Task to complete.
Edit the material below by replacing every "y-tick-label" with "y-axis-tick-label", leaving everything else unchanged.
════════════════
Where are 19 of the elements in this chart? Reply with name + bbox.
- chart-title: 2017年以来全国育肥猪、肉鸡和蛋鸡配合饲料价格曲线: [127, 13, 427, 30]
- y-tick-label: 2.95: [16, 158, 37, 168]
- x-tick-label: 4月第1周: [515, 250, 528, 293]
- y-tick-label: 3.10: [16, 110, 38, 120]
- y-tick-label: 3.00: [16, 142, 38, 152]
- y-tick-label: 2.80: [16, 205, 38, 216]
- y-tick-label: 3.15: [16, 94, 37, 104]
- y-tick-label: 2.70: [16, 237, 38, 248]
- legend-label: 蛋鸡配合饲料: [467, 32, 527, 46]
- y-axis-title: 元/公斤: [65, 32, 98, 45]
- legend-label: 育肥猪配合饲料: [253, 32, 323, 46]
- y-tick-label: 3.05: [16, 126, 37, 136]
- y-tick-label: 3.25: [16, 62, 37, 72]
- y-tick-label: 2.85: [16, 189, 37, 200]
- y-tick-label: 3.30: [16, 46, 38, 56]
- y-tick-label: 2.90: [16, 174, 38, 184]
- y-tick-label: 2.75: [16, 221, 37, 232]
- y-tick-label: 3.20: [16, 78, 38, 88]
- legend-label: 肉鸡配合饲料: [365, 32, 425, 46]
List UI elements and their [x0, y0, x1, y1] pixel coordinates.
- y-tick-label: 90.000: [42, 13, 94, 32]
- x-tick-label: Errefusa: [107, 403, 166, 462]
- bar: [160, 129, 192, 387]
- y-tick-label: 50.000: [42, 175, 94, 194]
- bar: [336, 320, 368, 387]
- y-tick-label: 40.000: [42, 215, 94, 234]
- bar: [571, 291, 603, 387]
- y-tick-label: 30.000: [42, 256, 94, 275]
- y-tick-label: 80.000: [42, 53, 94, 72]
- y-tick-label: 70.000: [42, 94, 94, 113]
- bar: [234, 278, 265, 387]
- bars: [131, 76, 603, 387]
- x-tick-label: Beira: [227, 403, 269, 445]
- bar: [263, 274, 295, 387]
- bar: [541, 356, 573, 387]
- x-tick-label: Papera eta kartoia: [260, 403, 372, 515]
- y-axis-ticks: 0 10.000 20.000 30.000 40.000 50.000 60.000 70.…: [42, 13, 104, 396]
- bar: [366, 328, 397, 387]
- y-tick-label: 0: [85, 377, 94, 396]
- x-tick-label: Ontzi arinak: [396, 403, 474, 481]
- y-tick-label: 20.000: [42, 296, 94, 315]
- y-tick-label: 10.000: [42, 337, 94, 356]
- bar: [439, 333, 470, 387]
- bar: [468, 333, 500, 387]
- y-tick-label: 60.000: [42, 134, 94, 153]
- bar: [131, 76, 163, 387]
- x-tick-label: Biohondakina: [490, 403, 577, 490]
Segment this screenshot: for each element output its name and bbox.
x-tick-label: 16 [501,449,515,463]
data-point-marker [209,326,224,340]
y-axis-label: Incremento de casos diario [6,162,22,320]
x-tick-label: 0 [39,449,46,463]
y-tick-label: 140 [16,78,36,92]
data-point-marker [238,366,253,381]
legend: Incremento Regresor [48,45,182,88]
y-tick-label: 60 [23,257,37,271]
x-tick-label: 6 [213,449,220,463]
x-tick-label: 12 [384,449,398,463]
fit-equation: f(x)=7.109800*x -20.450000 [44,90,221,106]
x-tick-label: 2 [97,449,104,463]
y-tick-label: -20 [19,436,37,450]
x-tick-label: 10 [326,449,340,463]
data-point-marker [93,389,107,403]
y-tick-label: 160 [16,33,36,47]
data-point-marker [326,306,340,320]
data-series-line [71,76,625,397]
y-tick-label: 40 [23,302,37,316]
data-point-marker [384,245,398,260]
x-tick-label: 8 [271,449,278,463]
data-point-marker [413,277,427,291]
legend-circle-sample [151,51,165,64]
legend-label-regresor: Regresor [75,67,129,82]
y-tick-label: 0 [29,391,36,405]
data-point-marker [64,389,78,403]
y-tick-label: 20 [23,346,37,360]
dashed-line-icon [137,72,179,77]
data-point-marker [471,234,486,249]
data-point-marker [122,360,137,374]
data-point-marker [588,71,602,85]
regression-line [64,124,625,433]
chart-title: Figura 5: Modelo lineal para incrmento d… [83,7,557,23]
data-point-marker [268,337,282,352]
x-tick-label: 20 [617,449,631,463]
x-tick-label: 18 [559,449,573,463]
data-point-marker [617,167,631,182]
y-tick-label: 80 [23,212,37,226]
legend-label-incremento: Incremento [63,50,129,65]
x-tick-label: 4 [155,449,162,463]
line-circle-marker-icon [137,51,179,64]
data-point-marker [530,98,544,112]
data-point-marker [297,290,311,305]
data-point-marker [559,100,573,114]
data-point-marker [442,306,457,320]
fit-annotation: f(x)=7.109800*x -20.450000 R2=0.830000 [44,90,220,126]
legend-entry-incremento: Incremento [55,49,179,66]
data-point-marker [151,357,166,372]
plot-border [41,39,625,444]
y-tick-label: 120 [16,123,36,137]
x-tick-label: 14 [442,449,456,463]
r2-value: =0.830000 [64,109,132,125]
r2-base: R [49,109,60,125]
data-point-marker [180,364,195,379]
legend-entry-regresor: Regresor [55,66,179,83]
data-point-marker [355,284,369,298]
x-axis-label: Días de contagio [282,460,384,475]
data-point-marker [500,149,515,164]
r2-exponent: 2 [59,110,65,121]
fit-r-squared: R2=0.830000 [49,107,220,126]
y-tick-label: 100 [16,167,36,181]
════════════════
Task response.
Where are 19 of the elements in this chart? Reply with name + bbox.
- chart-title: 2017年以来全国育肥猪、肉鸡和蛋鸡配合饲料价格曲线: [127, 13, 427, 30]
- y-axis-tick-label: 2.95: [16, 158, 37, 168]
- x-tick-label: 4月第1周: [515, 250, 528, 293]
- y-axis-tick-label: 3.10: [16, 110, 38, 120]
- y-axis-tick-label: 3.00: [16, 142, 38, 152]
- y-axis-tick-label: 2.80: [16, 205, 38, 216]
- y-axis-tick-label: 3.15: [16, 94, 37, 104]
- y-axis-tick-label: 2.70: [16, 237, 38, 248]
- legend-label: 蛋鸡配合饲料: [467, 32, 527, 46]
- y-axis-title: 元/公斤: [65, 32, 98, 45]
- legend-label: 育肥猪配合饲料: [253, 32, 323, 46]
- y-axis-tick-label: 3.05: [16, 126, 37, 136]
- y-axis-tick-label: 3.25: [16, 62, 37, 72]
- y-axis-tick-label: 2.85: [16, 189, 37, 200]
- y-axis-tick-label: 3.30: [16, 46, 38, 56]
- y-axis-tick-label: 2.90: [16, 174, 38, 184]
- y-axis-tick-label: 2.75: [16, 221, 37, 232]
- y-axis-tick-label: 3.20: [16, 78, 38, 88]
- legend-label: 肉鸡配合饲料: [365, 32, 425, 46]
List UI elements and their [x0, y0, x1, y1] pixel coordinates.
- y-axis-tick-label: 90.000: [42, 13, 94, 32]
- x-tick-label: Errefusa: [107, 403, 166, 462]
- bar: [160, 129, 192, 387]
- y-axis-tick-label: 50.000: [42, 175, 94, 194]
- bar: [336, 320, 368, 387]
- y-axis-tick-label: 40.000: [42, 215, 94, 234]
- bar: [571, 291, 603, 387]
- y-axis-tick-label: 30.000: [42, 256, 94, 275]
- y-axis-tick-label: 80.000: [42, 53, 94, 72]
- y-axis-tick-label: 70.000: [42, 94, 94, 113]
- bar: [234, 278, 265, 387]
- bars: [131, 76, 603, 387]
- x-tick-label: Beira: [227, 403, 269, 445]
- bar: [263, 274, 295, 387]
- bar: [541, 356, 573, 387]
- x-tick-label: Papera eta kartoia: [260, 403, 372, 515]
- y-axis-ticks: 0 10.000 20.000 30.000 40.000 50.000 60.000 70.…: [42, 13, 104, 396]
- bar: [366, 328, 397, 387]
- y-axis-tick-label: 0: [85, 377, 94, 396]
- x-tick-label: Ontzi arinak: [396, 403, 474, 481]
- y-axis-tick-label: 20.000: [42, 296, 94, 315]
- y-axis-tick-label: 10.000: [42, 337, 94, 356]
- bar: [439, 333, 470, 387]
- bar: [468, 333, 500, 387]
- y-axis-tick-label: 60.000: [42, 134, 94, 153]
- bar: [131, 76, 163, 387]
- x-tick-label: Biohondakina: [490, 403, 577, 490]
Segment this screenshot: for each element output its name and bbox.
x-tick-label: 16 [501,449,515,463]
data-point-marker [209,326,224,340]
y-axis-label: Incremento de casos diario [6,162,22,320]
x-tick-label: 0 [39,449,46,463]
y-axis-tick-label: 140 [16,78,36,92]
data-point-marker [238,366,253,381]
legend: Incremento Regresor [48,45,182,88]
y-axis-tick-label: 60 [23,257,37,271]
x-tick-label: 6 [213,449,220,463]
x-tick-label: 12 [384,449,398,463]
fit-equation: f(x)=7.109800*x -20.450000 [44,90,221,106]
x-tick-label: 2 [97,449,104,463]
y-axis-tick-label: -20 [19,436,37,450]
x-tick-label: 10 [326,449,340,463]
data-point-marker [93,389,107,403]
y-axis-tick-label: 160 [16,33,36,47]
data-point-marker [326,306,340,320]
data-series-line [71,76,625,397]
y-axis-tick-label: 40 [23,302,37,316]
data-point-marker [384,245,398,260]
x-tick-label: 8 [271,449,278,463]
data-point-marker [413,277,427,291]
legend-circle-sample [151,51,165,64]
legend-label-regresor: Regresor [75,67,129,82]
y-axis-tick-label: 0 [29,391,36,405]
data-point-marker [64,389,78,403]
y-axis-tick-label: 20 [23,346,37,360]
dashed-line-icon [137,72,179,77]
data-point-marker [471,234,486,249]
data-point-marker [122,360,137,374]
data-point-marker [588,71,602,85]
regression-line [64,124,625,433]
chart-title: Figura 5: Modelo lineal para incrmento d… [83,7,557,23]
data-point-marker [268,337,282,352]
x-tick-label: 20 [617,449,631,463]
x-tick-label: 18 [559,449,573,463]
data-point-marker [617,167,631,182]
y-axis-tick-label: 80 [23,212,37,226]
legend-label-incremento: Incremento [63,50,129,65]
x-tick-label: 4 [155,449,162,463]
line-circle-marker-icon [137,51,179,64]
data-point-marker [530,98,544,112]
data-point-marker [297,290,311,305]
data-point-marker [559,100,573,114]
data-point-marker [442,306,457,320]
fit-annotation: f(x)=7.109800*x -20.450000 R2=0.830000 [44,90,220,126]
legend-entry-incremento: Incremento [55,49,179,66]
data-point-marker [151,357,166,372]
plot-border [41,39,625,444]
y-axis-tick-label: 120 [16,123,36,137]
x-tick-label: 14 [442,449,456,463]
r2-value: =0.830000 [64,109,132,125]
r2-base: R [49,109,60,125]
data-point-marker [180,364,195,379]
legend-entry-regresor: Regresor [55,66,179,83]
data-point-marker [355,284,369,298]
x-axis-label: Días de contagio [282,460,384,475]
data-point-marker [500,149,515,164]
r2-exponent: 2 [59,110,65,121]
fit-r-squared: R2=0.830000 [49,107,220,126]
y-axis-tick-label: 100 [16,167,36,181]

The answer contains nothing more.